▶ **WHAT IS BEING ASKED**: Transcribe all of the material below exactly as it appears, leaving out the pictures.

▶ **MATERIAL PROVIDED**:
■ ■ ■

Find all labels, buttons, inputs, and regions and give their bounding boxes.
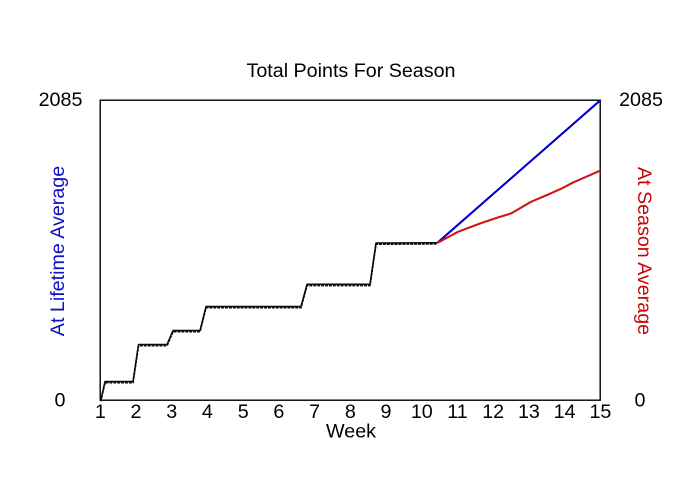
svg-text:4: 4: [202, 401, 213, 423]
svg-text:14: 14: [554, 401, 576, 423]
svg-text:6: 6: [273, 401, 284, 423]
svg-text:Week: Week: [326, 421, 376, 443]
svg-text:12: 12: [482, 401, 504, 423]
svg-text:0: 0: [55, 390, 66, 412]
svg-text:2085: 2085: [619, 89, 663, 111]
svg-text:At Season Average: At Season Average: [633, 167, 655, 335]
svg-text:11: 11: [447, 401, 467, 423]
svg-text:10: 10: [411, 401, 433, 423]
svg-text:15: 15: [589, 401, 611, 423]
svg-text:0: 0: [635, 389, 646, 411]
svg-text:2: 2: [131, 401, 142, 423]
svg-text:5: 5: [238, 401, 249, 423]
svg-text:8: 8: [345, 401, 356, 423]
svg-text:2085: 2085: [39, 89, 83, 111]
svg-text:At Lifetime Average: At Lifetime Average: [47, 166, 69, 336]
svg-text:3: 3: [166, 401, 177, 423]
svg-text:Total Points For Season: Total Points For Season: [246, 60, 455, 82]
svg-text:1: 1: [95, 401, 106, 423]
svg-text:13: 13: [518, 401, 540, 423]
svg-text:9: 9: [381, 401, 392, 423]
svg-text:7: 7: [309, 401, 320, 423]
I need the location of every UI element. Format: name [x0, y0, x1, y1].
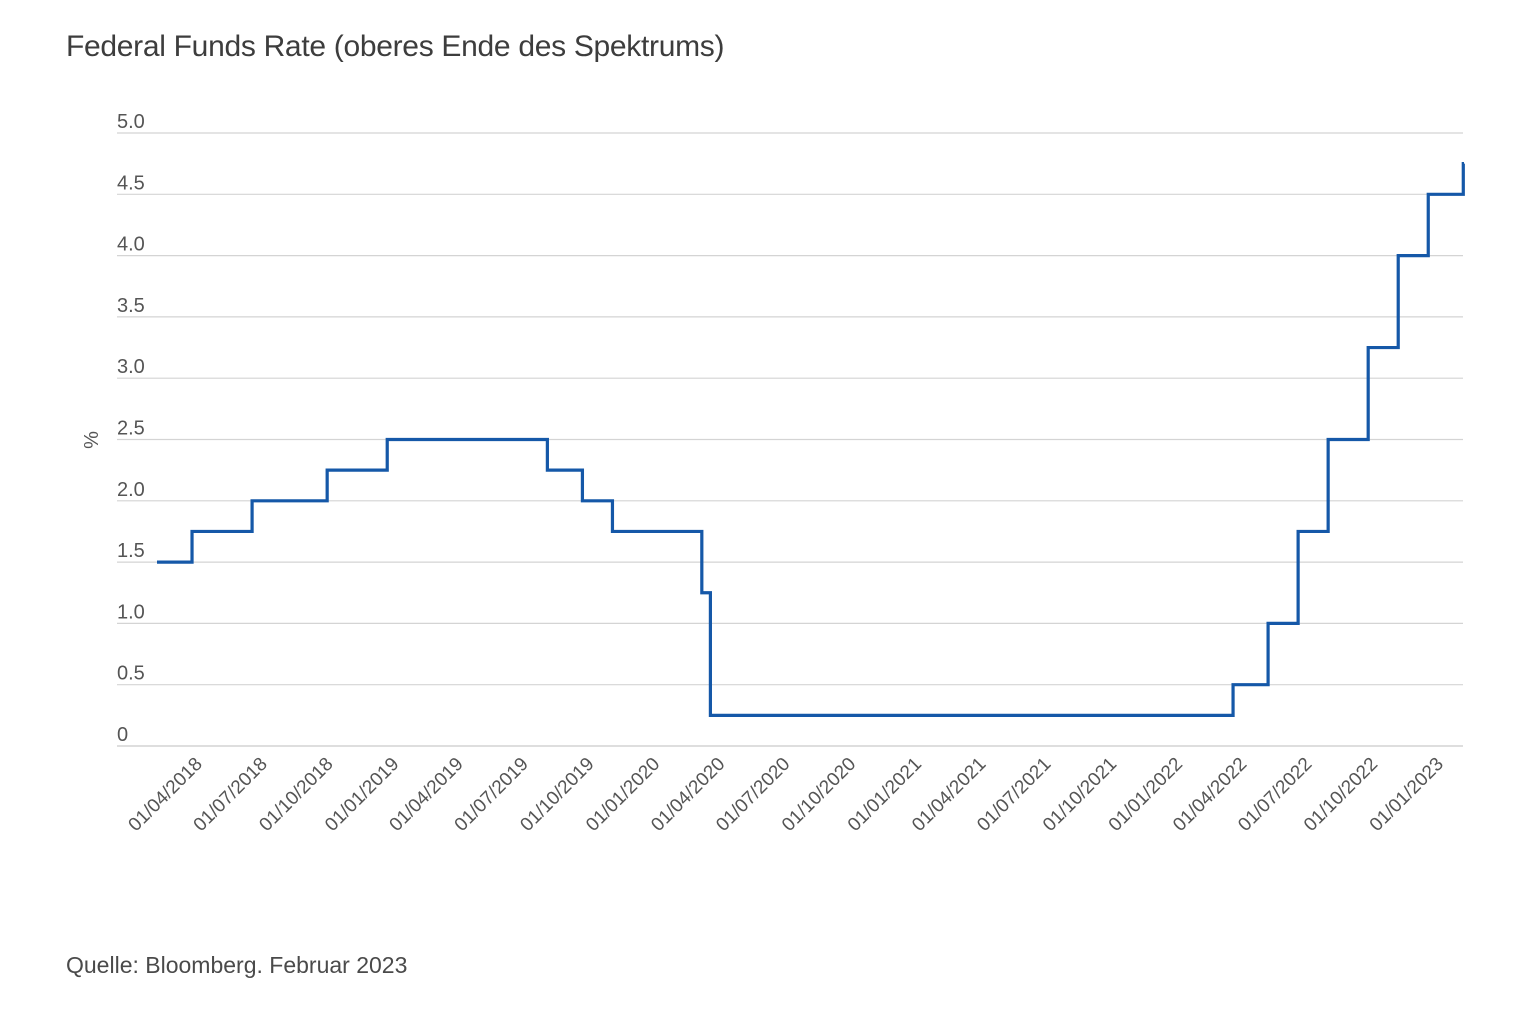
grid-lines	[117, 132, 1463, 747]
y-tick-label: 3.5	[117, 295, 145, 317]
chart-title: Federal Funds Rate (oberes Ende des Spek…	[66, 30, 725, 63]
y-tick-label: 4.5	[117, 172, 145, 194]
y-tick-label: 2.5	[117, 418, 145, 440]
y-axis-ticks: 0 0.5 1.0 1.5 2.0 2.5 3.0 3.5 4.0 4.5 5.0	[117, 111, 145, 746]
y-tick-label: 2.0	[117, 479, 145, 501]
y-tick-label: 0.5	[117, 663, 145, 685]
x-axis-ticks: 01/04/201801/07/201801/10/201801/01/2019…	[125, 754, 1448, 836]
y-axis-label: %	[81, 431, 103, 449]
y-tick-label: 1.5	[117, 540, 145, 562]
source-note: Quelle: Bloomberg. Februar 2023	[66, 952, 408, 978]
series-line	[157, 162, 1465, 717]
series-layer	[157, 162, 1465, 717]
y-tick-label: 1.0	[117, 601, 145, 623]
y-tick-label: 5.0	[117, 111, 145, 133]
y-tick-label: 0	[117, 724, 128, 746]
y-tick-label: 4.0	[117, 234, 145, 256]
y-tick-label: 3.0	[117, 356, 145, 378]
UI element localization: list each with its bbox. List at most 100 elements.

■ ■ ■

▶ **FINAL RESULT**:
Find all labels, buttons, inputs, and regions and give their bounding boxes.
svg-text:4: 4: [202, 401, 213, 423]
svg-text:14: 14: [554, 401, 576, 423]
svg-text:6: 6: [273, 401, 284, 423]
svg-text:Week: Week: [326, 421, 376, 443]
svg-text:12: 12: [482, 401, 504, 423]
svg-text:0: 0: [55, 390, 66, 412]
svg-text:2085: 2085: [619, 89, 663, 111]
svg-text:At Season Average: At Season Average: [633, 167, 655, 335]
svg-text:11: 11: [447, 401, 467, 423]
svg-text:10: 10: [411, 401, 433, 423]
svg-text:15: 15: [589, 401, 611, 423]
svg-text:0: 0: [635, 389, 646, 411]
svg-text:2: 2: [131, 401, 142, 423]
svg-text:5: 5: [238, 401, 249, 423]
svg-text:8: 8: [345, 401, 356, 423]
svg-text:2085: 2085: [39, 89, 83, 111]
svg-text:At Lifetime Average: At Lifetime Average: [47, 166, 69, 336]
svg-text:3: 3: [166, 401, 177, 423]
svg-text:Total Points For Season: Total Points For Season: [246, 60, 455, 82]
svg-text:1: 1: [95, 401, 106, 423]
svg-text:13: 13: [518, 401, 540, 423]
svg-text:9: 9: [381, 401, 392, 423]
svg-text:7: 7: [309, 401, 320, 423]
I need the location of every UI element. Format: name [x0, y0, x1, y1].
grid-lines	[117, 132, 1463, 747]
y-tick-label: 3.5	[117, 295, 145, 317]
chart-title: Federal Funds Rate (oberes Ende des Spek…	[66, 30, 725, 63]
y-tick-label: 4.5	[117, 172, 145, 194]
y-tick-label: 2.5	[117, 418, 145, 440]
y-axis-ticks: 0 0.5 1.0 1.5 2.0 2.5 3.0 3.5 4.0 4.5 5.0	[117, 111, 145, 746]
y-tick-label: 2.0	[117, 479, 145, 501]
y-tick-label: 0.5	[117, 663, 145, 685]
x-axis-ticks: 01/04/201801/07/201801/10/201801/01/2019…	[125, 754, 1448, 836]
y-axis-label: %	[81, 431, 103, 449]
y-tick-label: 1.5	[117, 540, 145, 562]
source-note: Quelle: Bloomberg. Februar 2023	[66, 952, 408, 978]
series-line	[157, 162, 1465, 717]
series-layer	[157, 162, 1465, 717]
y-tick-label: 1.0	[117, 601, 145, 623]
y-tick-label: 5.0	[117, 111, 145, 133]
y-tick-label: 0	[117, 724, 128, 746]
y-tick-label: 4.0	[117, 234, 145, 256]
y-tick-label: 3.0	[117, 356, 145, 378]
UI element localization: list each with its bbox. List at most 100 elements.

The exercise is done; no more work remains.